SHORT TASK »
Pull each line holding the word "Nachricht" from the data.

DATA »
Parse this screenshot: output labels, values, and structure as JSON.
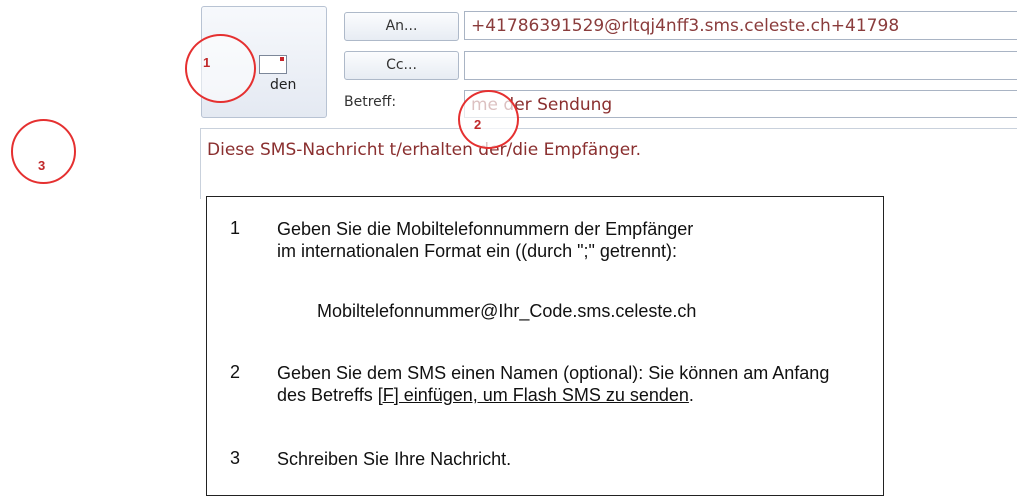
{
  "compose": {
    "send_label": "den",
    "to_button": "An...",
    "cc_button": "Cc...",
    "subject_label": "Betreff:",
    "to_value": "+41786391529@rltqj4nff3.sms.celeste.ch+41798",
    "cc_value": "",
    "subject_value": "me der Sendung",
    "body_text": "Diese SMS-Nachricht         t/erhalten der/die Empfänger."
  },
  "markers": [
    "1",
    "2",
    "3"
  ],
  "legend": {
    "item1": {
      "num": "1",
      "line1": "Geben Sie die Mobiltelefonnummern der Empfänger",
      "line2": "im internationalen Format ein ((durch \";\" getrennt):"
    },
    "example": "Mobiltelefonnummer@Ihr_Code.sms.celeste.ch",
    "item2": {
      "num": "2",
      "text_plain": "Geben Sie dem SMS einen Namen (optional): Sie können am Anfang des Betreffs ",
      "text_underlined": "[F] einfügen, um Flash SMS zu senden",
      "text_end": "."
    },
    "item3": {
      "num": "3",
      "text": "Schreiben Sie Ihre Nachricht."
    }
  },
  "colors": {
    "marker": "#e53030",
    "field_text": "#8a2f2f"
  }
}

TASK ANSWER »
    "body_text": "Diese SMS-Nachricht         t/erhalten der/die Empfänger."
      "text": "Schreiben Sie Ihre Nachricht."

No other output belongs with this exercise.